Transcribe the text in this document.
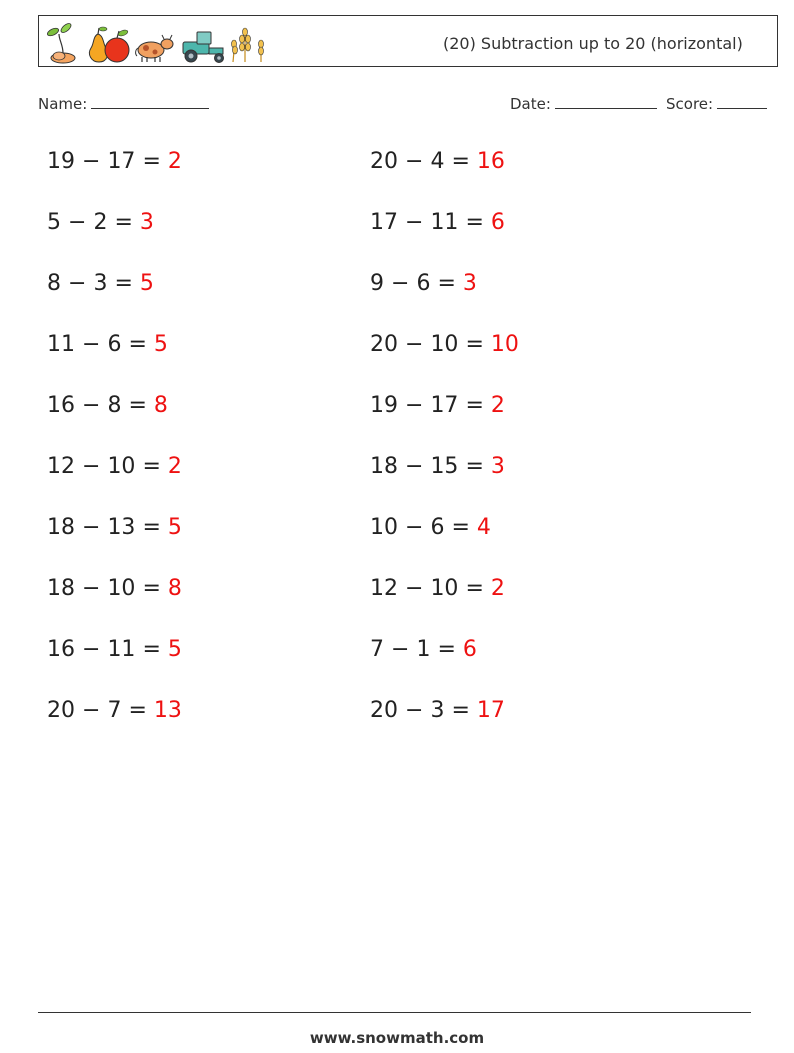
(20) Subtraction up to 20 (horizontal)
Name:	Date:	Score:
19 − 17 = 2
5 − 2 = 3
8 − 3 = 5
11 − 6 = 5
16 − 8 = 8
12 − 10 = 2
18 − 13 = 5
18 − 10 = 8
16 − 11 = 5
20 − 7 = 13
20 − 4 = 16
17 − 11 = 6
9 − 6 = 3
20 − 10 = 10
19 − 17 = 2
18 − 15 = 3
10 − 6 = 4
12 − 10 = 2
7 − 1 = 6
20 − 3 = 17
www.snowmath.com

→ GOAL
Transcribe the full listing above exactly, with the images removed.

→ SOLUTION FOR THIS PROBLEM
Transcribe the text in this document.
(20) Subtraction up to 20 (horizontal)
Name:	Date:	Score:
19 − 17 = 2
5 − 2 = 3
8 − 3 = 5
11 − 6 = 5
16 − 8 = 8
12 − 10 = 2
18 − 13 = 5
18 − 10 = 8
16 − 11 = 5
20 − 7 = 13
20 − 4 = 16
17 − 11 = 6
9 − 6 = 3
20 − 10 = 10
19 − 17 = 2
18 − 15 = 3
10 − 6 = 4
12 − 10 = 2
7 − 1 = 6
20 − 3 = 17
www.snowmath.com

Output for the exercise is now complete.